**Objective**
Find each line holding "this" and copy it out.

───── Stored data

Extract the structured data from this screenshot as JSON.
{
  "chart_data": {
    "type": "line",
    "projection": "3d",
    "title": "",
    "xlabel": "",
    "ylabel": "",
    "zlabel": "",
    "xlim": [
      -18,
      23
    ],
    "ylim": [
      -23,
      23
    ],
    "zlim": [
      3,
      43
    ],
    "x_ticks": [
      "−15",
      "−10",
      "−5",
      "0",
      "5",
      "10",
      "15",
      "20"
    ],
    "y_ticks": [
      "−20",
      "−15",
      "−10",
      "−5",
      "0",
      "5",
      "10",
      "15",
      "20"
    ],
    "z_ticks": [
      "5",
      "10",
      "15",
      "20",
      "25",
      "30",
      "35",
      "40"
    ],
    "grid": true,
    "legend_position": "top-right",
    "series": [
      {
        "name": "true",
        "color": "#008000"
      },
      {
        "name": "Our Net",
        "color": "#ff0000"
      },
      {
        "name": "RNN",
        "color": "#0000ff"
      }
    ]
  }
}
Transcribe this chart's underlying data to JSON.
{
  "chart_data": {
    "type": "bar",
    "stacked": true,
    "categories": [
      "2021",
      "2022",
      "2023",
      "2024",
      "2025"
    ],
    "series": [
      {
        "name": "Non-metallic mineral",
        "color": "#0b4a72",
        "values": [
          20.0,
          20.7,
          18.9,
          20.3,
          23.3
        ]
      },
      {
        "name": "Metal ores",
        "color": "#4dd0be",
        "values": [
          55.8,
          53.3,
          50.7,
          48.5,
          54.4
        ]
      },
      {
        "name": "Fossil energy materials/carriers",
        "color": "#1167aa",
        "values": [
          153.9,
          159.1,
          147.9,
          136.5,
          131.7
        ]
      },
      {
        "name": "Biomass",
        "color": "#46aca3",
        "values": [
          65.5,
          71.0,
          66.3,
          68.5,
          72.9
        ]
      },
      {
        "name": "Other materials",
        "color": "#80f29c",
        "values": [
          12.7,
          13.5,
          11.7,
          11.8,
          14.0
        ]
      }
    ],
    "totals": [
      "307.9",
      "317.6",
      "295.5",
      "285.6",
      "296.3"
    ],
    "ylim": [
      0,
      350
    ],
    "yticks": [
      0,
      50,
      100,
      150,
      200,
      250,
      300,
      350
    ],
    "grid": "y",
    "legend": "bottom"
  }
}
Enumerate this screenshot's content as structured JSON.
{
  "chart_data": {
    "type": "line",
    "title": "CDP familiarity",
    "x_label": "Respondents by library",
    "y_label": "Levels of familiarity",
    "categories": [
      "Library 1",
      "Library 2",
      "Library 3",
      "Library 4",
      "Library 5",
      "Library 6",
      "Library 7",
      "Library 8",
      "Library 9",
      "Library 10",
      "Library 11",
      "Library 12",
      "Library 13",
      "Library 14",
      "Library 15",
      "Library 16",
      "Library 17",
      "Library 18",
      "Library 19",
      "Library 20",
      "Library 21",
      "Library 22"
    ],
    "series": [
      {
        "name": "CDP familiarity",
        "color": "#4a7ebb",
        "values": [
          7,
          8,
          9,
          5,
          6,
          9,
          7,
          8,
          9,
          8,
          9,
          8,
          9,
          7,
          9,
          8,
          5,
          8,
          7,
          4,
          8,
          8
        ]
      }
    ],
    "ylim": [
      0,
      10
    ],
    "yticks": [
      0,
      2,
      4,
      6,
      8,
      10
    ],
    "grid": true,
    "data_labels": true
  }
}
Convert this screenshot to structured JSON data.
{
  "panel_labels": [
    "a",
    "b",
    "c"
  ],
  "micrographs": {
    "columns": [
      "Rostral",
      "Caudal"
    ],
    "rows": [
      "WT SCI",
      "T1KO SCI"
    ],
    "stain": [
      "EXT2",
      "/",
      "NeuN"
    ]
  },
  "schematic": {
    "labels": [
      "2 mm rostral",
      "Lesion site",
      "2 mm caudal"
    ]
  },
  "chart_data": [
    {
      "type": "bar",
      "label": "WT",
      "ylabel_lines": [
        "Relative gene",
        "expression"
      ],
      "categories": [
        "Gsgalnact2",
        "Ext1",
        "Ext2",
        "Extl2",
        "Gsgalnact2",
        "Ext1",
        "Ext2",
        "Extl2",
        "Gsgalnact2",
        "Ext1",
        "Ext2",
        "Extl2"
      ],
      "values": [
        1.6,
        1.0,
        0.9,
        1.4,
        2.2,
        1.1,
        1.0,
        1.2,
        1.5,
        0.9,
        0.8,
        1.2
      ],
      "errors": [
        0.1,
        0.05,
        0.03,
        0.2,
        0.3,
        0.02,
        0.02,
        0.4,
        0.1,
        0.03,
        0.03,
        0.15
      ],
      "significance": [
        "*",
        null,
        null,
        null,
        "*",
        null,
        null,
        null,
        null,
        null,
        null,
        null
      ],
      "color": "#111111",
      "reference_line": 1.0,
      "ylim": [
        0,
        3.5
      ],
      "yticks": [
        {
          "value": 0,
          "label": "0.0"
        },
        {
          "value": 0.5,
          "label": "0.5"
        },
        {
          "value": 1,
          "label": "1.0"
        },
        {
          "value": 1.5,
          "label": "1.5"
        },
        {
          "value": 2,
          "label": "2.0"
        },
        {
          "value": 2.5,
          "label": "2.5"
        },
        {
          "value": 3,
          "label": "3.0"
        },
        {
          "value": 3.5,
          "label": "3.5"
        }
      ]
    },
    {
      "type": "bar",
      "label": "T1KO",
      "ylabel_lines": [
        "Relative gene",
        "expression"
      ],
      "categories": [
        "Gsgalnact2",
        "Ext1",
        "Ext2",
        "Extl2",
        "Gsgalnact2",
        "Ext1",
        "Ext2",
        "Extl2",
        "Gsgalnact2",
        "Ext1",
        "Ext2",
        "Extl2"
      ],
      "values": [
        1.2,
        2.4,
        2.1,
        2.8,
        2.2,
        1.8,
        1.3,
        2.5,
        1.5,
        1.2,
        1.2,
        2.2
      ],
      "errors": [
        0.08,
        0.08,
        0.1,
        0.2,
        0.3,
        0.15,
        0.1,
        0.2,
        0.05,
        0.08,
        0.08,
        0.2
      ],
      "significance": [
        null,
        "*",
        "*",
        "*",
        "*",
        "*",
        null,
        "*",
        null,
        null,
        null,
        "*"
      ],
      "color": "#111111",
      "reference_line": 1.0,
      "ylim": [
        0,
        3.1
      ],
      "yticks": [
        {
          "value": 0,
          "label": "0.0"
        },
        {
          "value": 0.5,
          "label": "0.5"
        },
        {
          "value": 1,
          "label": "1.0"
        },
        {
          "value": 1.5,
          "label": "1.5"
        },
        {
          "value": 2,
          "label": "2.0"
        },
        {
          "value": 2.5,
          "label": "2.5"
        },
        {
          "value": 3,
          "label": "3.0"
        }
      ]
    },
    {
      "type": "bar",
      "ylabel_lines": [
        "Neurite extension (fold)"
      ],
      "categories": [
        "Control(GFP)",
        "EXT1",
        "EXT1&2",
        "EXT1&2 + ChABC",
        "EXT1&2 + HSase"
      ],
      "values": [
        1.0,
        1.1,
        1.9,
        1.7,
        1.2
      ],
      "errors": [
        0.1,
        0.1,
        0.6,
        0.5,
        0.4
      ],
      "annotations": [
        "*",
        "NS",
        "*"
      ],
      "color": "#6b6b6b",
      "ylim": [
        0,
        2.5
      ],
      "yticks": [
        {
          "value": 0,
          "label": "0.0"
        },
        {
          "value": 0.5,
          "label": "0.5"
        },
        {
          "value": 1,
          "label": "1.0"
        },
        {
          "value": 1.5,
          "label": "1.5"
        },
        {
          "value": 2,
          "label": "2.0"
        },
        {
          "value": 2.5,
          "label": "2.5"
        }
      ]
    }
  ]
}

──────────

**Task answer**
Extract the structured data from this screenshot as JSON.
Transcribe this chart's underlying data to JSON.
Enumerate this screenshot's content as structured JSON.
Convert this screenshot to structured JSON data.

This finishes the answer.